WHAT YOU NEED TO DO: This exercise calls for every line of the listing below that contains the word "physical".

INPUT:
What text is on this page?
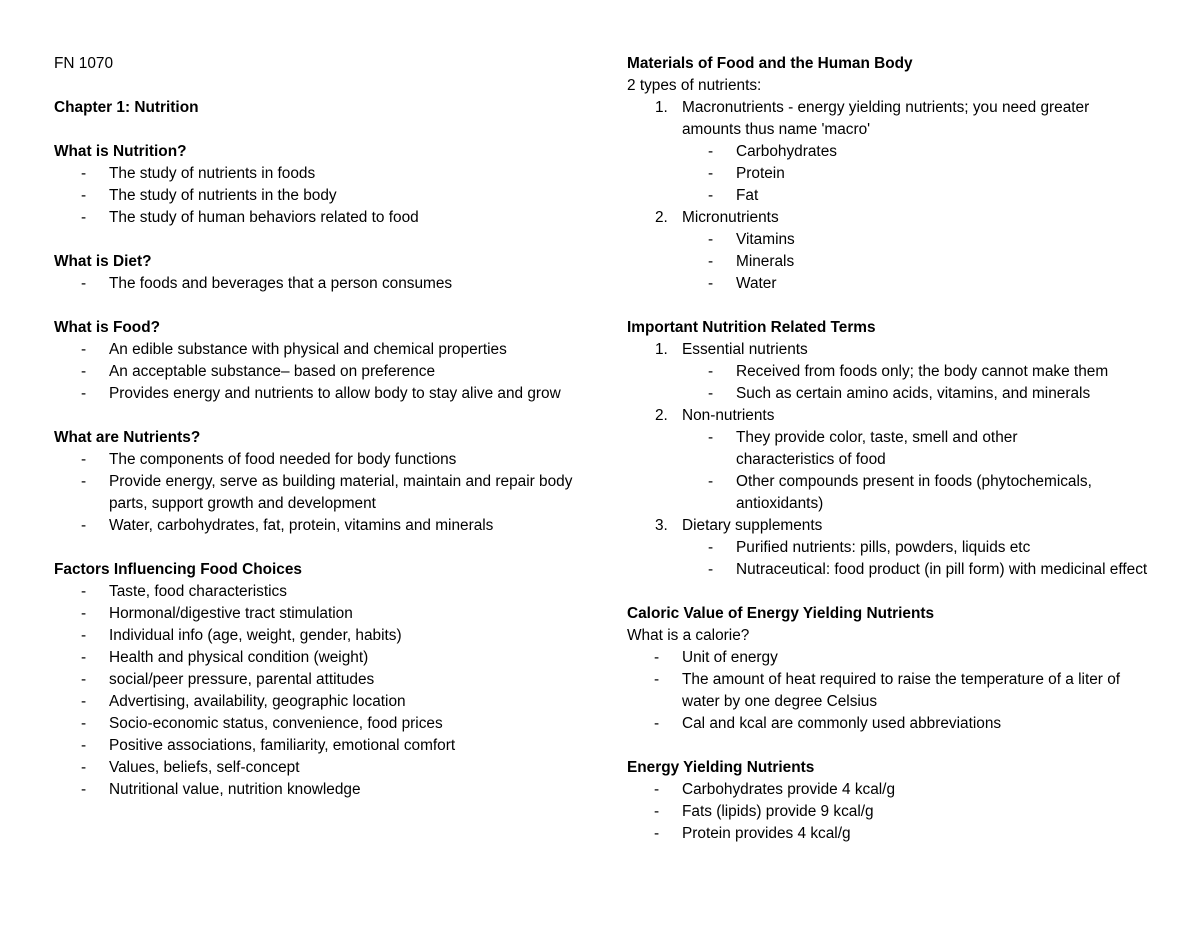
FN 1070
Chapter 1: Nutrition
What is Nutrition?
- The study of nutrients in foods
- The study of nutrients in the body
- The study of human behaviors related to food
What is Diet?
- The foods and beverages that a person consumes
What is Food?
- An edible substance with physical and chemical properties
- An acceptable substance– based on preference
- Provides energy and nutrients to allow body to stay alive and grow
What are Nutrients?
- The components of food needed for body functions
- Provide energy, serve as building material, maintain and repair body parts, support growth and development
- Water, carbohydrates, fat, protein, vitamins and minerals
Factors Influencing Food Choices
- Taste, food characteristics
- Hormonal/digestive tract stimulation
- Individual info (age, weight, gender, habits)
- Health and physical condition (weight)
- social/peer pressure, parental attitudes
- Advertising, availability, geographic location
- Socio-economic status, convenience, food prices
- Positive associations, familiarity, emotional comfort
- Values, beliefs, self-concept
- Nutritional value, nutrition knowledge
Materials of Food and the Human Body
2 types of nutrients:
1. Macronutrients - energy yielding nutrients; you need greater amounts thus name 'macro'
- Carbohydrates
- Protein
- Fat
2. Micronutrients
- Vitamins
- Minerals
- Water
Important Nutrition Related Terms
1. Essential nutrients
- Received from foods only; the body cannot make them
- Such as certain amino acids, vitamins, and minerals
2. Non-nutrients
- They provide color, taste, smell and other characteristics of food
- Other compounds present in foods (phytochemicals, antioxidants)
3. Dietary supplements
- Purified nutrients: pills, powders, liquids etc
- Nutraceutical: food product (in pill form) with medicinal effect
Caloric Value of Energy Yielding Nutrients
What is a calorie?
- Unit of energy
- The amount of heat required to raise the temperature of a liter of water by one degree Celsius
- Cal and kcal are commonly used abbreviations
Energy Yielding Nutrients
- Carbohydrates provide 4 kcal/g
- Fats (lipids) provide 9 kcal/g
- Protein provides 4 kcal/g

SOLUTION:
- An edible substance with physical and chemical properties
- Health and physical condition (weight)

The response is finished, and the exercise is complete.